Saved entries
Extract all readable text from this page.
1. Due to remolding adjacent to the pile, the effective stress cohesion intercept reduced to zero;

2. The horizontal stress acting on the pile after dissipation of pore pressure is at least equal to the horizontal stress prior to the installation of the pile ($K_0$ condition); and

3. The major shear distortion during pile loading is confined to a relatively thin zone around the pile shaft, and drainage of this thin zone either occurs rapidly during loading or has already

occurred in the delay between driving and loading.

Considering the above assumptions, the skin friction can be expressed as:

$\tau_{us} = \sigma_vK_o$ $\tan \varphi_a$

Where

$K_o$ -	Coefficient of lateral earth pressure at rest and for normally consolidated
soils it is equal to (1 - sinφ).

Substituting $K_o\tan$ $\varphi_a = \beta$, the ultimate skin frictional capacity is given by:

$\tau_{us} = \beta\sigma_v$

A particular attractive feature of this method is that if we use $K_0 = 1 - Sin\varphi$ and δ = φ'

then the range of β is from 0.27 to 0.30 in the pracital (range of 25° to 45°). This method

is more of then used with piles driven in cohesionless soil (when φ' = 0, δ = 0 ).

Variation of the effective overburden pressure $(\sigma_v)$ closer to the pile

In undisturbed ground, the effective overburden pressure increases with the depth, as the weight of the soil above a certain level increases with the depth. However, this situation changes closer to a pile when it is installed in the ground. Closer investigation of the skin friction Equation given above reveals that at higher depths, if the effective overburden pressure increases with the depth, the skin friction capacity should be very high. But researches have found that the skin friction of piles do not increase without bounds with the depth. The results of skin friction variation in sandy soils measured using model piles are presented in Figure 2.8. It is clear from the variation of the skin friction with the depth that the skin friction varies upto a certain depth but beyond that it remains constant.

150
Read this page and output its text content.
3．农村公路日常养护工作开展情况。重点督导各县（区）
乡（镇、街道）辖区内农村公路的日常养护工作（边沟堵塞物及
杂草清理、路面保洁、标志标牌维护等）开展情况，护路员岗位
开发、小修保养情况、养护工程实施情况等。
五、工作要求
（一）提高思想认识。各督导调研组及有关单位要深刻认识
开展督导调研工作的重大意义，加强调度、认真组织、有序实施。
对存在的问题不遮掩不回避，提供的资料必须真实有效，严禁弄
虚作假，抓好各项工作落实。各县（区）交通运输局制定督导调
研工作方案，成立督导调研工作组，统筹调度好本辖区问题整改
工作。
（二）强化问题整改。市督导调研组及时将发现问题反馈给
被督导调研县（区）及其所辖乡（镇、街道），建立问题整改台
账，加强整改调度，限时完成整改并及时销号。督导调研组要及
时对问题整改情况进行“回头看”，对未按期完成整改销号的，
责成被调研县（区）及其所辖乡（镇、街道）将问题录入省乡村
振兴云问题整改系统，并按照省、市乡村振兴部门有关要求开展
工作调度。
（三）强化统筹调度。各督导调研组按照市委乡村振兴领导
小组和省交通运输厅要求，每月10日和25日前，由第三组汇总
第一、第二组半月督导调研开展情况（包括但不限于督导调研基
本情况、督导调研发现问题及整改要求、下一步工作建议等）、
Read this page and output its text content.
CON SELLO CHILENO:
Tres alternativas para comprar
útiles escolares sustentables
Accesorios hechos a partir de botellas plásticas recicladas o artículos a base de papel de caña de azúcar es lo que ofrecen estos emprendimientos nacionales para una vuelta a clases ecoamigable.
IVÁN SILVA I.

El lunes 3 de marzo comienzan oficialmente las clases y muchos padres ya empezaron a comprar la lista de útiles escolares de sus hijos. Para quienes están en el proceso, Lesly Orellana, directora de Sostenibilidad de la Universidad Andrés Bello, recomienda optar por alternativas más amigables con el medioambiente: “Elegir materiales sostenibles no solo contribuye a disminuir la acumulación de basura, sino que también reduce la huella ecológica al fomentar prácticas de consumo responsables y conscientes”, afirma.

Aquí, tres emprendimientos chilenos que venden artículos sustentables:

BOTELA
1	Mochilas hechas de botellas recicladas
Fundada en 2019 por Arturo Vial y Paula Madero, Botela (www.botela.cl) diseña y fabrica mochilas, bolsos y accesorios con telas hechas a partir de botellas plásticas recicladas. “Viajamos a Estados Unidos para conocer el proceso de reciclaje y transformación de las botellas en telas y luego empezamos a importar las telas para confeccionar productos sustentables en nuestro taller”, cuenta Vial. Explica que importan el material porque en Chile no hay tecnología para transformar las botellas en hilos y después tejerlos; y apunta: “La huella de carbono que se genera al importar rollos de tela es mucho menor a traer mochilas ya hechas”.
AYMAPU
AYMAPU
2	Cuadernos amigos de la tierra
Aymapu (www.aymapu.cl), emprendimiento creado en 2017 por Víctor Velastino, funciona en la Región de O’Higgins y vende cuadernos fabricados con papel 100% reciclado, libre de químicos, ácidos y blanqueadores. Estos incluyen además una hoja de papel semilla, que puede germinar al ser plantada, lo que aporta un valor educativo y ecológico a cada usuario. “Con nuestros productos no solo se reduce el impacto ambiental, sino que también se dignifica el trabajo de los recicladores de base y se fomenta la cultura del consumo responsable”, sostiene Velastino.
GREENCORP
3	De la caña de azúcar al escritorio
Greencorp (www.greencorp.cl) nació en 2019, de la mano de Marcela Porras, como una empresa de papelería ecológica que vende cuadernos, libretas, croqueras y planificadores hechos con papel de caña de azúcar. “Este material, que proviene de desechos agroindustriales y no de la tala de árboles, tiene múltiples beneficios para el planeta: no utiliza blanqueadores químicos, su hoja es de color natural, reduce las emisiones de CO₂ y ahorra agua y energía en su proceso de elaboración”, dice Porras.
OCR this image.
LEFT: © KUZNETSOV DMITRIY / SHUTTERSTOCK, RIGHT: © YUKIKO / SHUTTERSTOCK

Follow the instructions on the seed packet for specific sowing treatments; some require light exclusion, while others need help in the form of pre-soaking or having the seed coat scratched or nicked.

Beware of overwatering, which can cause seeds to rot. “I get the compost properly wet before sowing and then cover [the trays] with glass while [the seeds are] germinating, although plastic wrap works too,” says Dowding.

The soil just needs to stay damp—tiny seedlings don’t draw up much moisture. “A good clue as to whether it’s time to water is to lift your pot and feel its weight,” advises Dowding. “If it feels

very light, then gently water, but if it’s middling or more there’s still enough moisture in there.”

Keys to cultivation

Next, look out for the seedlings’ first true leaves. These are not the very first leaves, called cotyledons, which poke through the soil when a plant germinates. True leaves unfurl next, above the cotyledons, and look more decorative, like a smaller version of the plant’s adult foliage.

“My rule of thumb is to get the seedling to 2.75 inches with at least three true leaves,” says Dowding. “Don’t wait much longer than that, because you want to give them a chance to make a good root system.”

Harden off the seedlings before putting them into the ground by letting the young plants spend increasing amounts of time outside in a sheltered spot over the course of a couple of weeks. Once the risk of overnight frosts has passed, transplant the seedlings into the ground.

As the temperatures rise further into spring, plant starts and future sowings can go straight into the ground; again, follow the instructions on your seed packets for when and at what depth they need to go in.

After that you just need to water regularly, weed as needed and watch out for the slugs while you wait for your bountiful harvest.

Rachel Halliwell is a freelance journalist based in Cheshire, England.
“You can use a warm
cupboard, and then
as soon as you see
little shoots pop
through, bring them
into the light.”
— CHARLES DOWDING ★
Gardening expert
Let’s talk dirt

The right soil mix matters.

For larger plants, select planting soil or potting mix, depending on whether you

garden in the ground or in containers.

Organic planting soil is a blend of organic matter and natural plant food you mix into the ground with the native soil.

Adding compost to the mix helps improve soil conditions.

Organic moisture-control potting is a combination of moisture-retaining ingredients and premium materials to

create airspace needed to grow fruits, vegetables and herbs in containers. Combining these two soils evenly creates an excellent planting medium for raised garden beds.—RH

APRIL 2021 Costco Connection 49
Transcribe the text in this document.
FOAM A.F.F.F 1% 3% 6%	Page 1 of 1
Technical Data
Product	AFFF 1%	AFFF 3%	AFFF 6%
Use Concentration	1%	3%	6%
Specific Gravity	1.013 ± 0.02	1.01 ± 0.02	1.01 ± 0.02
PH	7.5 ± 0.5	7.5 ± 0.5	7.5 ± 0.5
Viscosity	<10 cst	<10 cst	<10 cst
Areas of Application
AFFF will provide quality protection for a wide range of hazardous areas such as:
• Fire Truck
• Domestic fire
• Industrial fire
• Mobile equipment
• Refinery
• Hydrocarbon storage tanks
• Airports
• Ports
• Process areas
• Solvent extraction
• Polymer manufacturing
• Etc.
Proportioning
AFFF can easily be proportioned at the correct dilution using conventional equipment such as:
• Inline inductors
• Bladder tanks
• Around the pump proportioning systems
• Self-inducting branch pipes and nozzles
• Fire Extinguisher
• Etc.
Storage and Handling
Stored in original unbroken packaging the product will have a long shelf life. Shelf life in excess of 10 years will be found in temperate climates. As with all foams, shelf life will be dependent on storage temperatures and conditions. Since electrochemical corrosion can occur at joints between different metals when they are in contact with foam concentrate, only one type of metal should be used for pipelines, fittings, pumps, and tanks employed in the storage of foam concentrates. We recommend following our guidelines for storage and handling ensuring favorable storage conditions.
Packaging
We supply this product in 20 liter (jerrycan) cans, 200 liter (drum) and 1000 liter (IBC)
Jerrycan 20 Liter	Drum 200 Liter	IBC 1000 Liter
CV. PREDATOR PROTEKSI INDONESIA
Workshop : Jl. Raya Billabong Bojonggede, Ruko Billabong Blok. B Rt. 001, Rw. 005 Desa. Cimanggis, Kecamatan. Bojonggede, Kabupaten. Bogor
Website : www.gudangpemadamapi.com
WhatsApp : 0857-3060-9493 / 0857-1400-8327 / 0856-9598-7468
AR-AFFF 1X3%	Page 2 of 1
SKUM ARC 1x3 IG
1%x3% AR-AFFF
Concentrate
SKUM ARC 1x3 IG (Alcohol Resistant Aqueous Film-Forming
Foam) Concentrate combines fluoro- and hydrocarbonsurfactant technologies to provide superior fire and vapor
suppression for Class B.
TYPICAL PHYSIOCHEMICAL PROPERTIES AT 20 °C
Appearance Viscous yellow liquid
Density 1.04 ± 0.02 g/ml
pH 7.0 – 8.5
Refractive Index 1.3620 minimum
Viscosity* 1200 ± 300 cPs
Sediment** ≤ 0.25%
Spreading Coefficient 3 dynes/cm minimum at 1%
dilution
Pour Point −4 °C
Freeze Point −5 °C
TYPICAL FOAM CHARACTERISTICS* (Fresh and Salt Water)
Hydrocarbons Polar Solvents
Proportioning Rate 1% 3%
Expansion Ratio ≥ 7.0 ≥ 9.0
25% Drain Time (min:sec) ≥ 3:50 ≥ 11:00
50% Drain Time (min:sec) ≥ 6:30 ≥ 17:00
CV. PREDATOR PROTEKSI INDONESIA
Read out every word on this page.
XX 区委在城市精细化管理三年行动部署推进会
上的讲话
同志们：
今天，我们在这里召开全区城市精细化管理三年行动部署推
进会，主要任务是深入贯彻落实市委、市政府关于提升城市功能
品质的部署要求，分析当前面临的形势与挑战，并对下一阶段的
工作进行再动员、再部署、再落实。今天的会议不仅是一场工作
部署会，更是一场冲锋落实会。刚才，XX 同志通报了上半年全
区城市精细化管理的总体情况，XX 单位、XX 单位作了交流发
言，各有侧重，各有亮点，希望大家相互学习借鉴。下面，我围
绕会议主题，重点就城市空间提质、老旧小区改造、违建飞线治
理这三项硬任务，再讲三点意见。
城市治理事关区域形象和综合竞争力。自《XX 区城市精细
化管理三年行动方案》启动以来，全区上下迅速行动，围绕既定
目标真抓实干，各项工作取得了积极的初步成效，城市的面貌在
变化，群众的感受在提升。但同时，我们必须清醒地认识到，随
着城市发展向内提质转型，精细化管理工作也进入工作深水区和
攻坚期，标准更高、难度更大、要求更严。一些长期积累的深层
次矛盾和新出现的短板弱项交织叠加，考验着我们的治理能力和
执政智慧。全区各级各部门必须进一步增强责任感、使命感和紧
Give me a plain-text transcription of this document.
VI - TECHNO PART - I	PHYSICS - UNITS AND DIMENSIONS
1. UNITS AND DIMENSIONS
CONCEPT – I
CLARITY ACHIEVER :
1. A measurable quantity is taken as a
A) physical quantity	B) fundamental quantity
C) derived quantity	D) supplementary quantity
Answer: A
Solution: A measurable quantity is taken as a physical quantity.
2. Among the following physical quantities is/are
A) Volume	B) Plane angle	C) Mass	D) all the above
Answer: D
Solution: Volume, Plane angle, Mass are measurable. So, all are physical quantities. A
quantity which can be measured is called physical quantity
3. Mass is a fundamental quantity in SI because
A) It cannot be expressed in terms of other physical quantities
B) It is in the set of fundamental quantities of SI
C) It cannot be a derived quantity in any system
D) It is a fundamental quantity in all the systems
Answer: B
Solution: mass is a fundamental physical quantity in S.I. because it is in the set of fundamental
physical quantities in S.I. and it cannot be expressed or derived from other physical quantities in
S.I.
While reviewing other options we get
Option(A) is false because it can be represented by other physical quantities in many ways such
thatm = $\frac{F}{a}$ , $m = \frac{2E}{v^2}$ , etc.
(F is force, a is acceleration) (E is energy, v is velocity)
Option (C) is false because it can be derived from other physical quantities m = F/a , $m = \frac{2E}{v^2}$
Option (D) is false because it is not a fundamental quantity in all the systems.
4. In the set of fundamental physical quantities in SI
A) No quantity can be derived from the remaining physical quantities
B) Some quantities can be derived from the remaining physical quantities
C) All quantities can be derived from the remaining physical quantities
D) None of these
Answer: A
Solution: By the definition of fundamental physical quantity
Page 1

## TASK TO COMPLETE
Copy each line that holds the word "such".

## OUTPUT FOR THIS EXERCISE
AFFF will provide quality protection for a wide range of hazardous areas such as:
AFFF can easily be proportioned at the correct dilution using conventional equipment such as:
Option(A) is false because it can be represented by other physical quantities in many ways such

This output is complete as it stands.